Write out each entry again. Keep every word exactly as it is.

----- Stored data

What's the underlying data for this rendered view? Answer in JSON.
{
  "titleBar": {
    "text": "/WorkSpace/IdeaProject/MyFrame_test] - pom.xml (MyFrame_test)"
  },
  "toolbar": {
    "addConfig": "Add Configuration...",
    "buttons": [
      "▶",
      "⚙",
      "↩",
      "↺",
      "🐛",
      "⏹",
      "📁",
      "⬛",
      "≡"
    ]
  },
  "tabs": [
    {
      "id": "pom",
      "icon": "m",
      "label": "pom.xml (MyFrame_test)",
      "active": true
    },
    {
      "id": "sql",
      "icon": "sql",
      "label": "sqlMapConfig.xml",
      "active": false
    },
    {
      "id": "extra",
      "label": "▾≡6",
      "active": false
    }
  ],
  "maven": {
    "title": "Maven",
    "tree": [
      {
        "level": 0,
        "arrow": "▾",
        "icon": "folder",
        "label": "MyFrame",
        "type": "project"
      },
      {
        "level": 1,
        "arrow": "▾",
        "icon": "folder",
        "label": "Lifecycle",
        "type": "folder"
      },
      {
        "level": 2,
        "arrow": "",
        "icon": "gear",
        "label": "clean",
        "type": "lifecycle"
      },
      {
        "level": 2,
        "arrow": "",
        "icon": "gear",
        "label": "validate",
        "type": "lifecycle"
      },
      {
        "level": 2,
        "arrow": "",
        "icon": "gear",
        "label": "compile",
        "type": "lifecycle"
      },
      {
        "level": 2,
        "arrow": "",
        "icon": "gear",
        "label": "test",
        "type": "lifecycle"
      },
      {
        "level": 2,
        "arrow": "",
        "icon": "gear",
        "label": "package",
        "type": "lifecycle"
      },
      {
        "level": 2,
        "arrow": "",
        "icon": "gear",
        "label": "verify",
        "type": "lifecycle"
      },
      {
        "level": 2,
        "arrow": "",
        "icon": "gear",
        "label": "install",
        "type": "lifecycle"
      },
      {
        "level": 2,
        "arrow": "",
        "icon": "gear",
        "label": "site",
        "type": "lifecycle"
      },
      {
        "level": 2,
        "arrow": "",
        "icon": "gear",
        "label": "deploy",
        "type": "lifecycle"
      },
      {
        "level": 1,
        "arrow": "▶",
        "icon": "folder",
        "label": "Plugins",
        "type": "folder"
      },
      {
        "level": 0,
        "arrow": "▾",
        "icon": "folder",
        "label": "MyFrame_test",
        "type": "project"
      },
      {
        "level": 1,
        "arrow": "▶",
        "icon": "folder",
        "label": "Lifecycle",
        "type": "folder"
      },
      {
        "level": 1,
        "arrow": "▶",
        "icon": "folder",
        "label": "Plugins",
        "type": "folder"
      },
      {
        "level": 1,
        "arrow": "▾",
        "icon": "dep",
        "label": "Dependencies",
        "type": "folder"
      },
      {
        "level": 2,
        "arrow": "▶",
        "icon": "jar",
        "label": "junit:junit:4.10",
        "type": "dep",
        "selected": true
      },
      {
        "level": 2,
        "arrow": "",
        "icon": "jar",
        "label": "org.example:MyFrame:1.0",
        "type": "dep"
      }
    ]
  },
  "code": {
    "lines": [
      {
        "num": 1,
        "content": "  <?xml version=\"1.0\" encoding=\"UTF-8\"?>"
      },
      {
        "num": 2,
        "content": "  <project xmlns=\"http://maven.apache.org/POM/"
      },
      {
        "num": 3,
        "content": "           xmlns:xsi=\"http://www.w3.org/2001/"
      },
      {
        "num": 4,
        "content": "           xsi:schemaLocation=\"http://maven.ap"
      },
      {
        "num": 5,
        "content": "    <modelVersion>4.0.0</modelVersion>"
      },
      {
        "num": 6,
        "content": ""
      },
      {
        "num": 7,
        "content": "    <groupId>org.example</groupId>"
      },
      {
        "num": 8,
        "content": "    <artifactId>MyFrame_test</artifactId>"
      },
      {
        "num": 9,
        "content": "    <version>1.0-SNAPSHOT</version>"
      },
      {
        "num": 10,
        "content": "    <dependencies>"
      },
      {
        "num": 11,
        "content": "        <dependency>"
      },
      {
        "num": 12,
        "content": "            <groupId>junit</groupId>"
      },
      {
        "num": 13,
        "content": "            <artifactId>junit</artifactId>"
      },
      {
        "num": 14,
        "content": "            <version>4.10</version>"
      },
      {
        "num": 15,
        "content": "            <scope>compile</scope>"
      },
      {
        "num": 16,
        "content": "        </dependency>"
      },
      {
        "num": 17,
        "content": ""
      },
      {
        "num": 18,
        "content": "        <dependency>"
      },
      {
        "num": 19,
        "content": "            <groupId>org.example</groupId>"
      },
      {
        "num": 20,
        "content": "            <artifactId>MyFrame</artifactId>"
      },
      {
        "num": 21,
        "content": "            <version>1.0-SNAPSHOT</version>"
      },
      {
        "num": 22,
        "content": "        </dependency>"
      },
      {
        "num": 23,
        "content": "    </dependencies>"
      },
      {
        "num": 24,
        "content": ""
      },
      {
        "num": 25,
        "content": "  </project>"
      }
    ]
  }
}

----------

→ Response for this exercise
What's the underlying data for this rendered view? Answer in JSON.
{
  "titleBar": {
    "text": "/WorkSpace/IdeaProject/MyFrame_test] - pom.xml (MyFrame_test)"
  },
  "toolbar": {
    "addConfig": "Add Configuration...",
    "buttons": [
      "▶",
      "⚙",
      "↩",
      "↺",
      "🐛",
      "⏹",
      "📁",
      "⬛",
      "≡"
    ]
  },
  "tabs": [
    {
      "id": "pom",
      "icon": "m",
      "label": "pom.xml (MyFrame_test)",
      "active": true
    },
    {
      "id": "sql",
      "icon": "sql",
      "label": "sqlMapConfig.xml",
      "active": false
    },
    {
      "id": "extra",
      "label": "▾≡6",
      "active": false
    }
  ],
  "maven": {
    "title": "Maven",
    "tree": [
      {
        "level": 0,
        "arrow": "▾",
        "icon": "folder",
        "label": "MyFrame",
        "type": "project"
      },
      {
        "level": 1,
        "arrow": "▾",
        "icon": "folder",
        "label": "Lifecycle",
        "type": "folder"
      },
      {
        "level": 2,
        "arrow": "",
        "icon": "gear",
        "label": "clean",
        "type": "lifecycle"
      },
      {
        "level": 2,
        "arrow": "",
        "icon": "gear",
        "label": "validate",
        "type": "lifecycle"
      },
      {
        "level": 2,
        "arrow": "",
        "icon": "gear",
        "label": "compile",
        "type": "lifecycle"
      },
      {
        "level": 2,
        "arrow": "",
        "icon": "gear",
        "label": "test",
        "type": "lifecycle"
      },
      {
        "level": 2,
        "arrow": "",
        "icon": "gear",
        "label": "package",
        "type": "lifecycle"
      },
      {
        "level": 2,
        "arrow": "",
        "icon": "gear",
        "label": "verify",
        "type": "lifecycle"
      },
      {
        "level": 2,
        "arrow": "",
        "icon": "gear",
        "label": "install",
        "type": "lifecycle"
      },
      {
        "level": 2,
        "arrow": "",
        "icon": "gear",
        "label": "site",
        "type": "lifecycle"
      },
      {
        "level": 2,
        "arrow": "",
        "icon": "gear",
        "label": "deploy",
        "type": "lifecycle"
      },
      {
        "level": 1,
        "arrow": "▶",
        "icon": "folder",
        "label": "Plugins",
        "type": "folder"
      },
      {
        "level": 0,
        "arrow": "▾",
        "icon": "folder",
        "label": "MyFrame_test",
        "type": "project"
      },
      {
        "level": 1,
        "arrow": "▶",
        "icon": "folder",
        "label": "Lifecycle",
        "type": "folder"
      },
      {
        "level": 1,
        "arrow": "▶",
        "icon": "folder",
        "label": "Plugins",
        "type": "folder"
      },
      {
        "level": 1,
        "arrow": "▾",
        "icon": "dep",
        "label": "Dependencies",
        "type": "folder"
      },
      {
        "level": 2,
        "arrow": "▶",
        "icon": "jar",
        "label": "junit:junit:4.10",
        "type": "dep",
        "selected": true
      },
      {
        "level": 2,
        "arrow": "",
        "icon": "jar",
        "label": "org.example:MyFrame:1.0",
        "type": "dep"
      }
    ]
  },
  "code": {
    "lines": [
      {
        "num": 1,
        "content": "  <?xml version=\"1.0\" encoding=\"UTF-8\"?>"
      },
      {
        "num": 2,
        "content": "  <project xmlns=\"http://maven.apache.org/POM/"
      },
      {
        "num": 3,
        "content": "           xmlns:xsi=\"http://www.w3.org/2001/"
      },
      {
        "num": 4,
        "content": "           xsi:schemaLocation=\"http://maven.ap"
      },
      {
        "num": 5,
        "content": "    <modelVersion>4.0.0</modelVersion>"
      },
      {
        "num": 6,
        "content": ""
      },
      {
        "num": 7,
        "content": "    <groupId>org.example</groupId>"
      },
      {
        "num": 8,
        "content": "    <artifactId>MyFrame_test</artifactId>"
      },
      {
        "num": 9,
        "content": "    <version>1.0-SNAPSHOT</version>"
      },
      {
        "num": 10,
        "content": "    <dependencies>"
      },
      {
        "num": 11,
        "content": "        <dependency>"
      },
      {
        "num": 12,
        "content": "            <groupId>junit</groupId>"
      },
      {
        "num": 13,
        "content": "            <artifactId>junit</artifactId>"
      },
      {
        "num": 14,
        "content": "            <version>4.10</version>"
      },
      {
        "num": 15,
        "content": "            <scope>compile</scope>"
      },
      {
        "num": 16,
        "content": "        </dependency>"
      },
      {
        "num": 17,
        "content": ""
      },
      {
        "num": 18,
        "content": "        <dependency>"
      },
      {
        "num": 19,
        "content": "            <groupId>org.example</groupId>"
      },
      {
        "num": 20,
        "content": "            <artifactId>MyFrame</artifactId>"
      },
      {
        "num": 21,
        "content": "            <version>1.0-SNAPSHOT</version>"
      },
      {
        "num": 22,
        "content": "        </dependency>"
      },
      {
        "num": 23,
        "content": "    </dependencies>"
      },
      {
        "num": 24,
        "content": ""
      },
      {
        "num": 25,
        "content": "  </project>"
      }
    ]
  }
}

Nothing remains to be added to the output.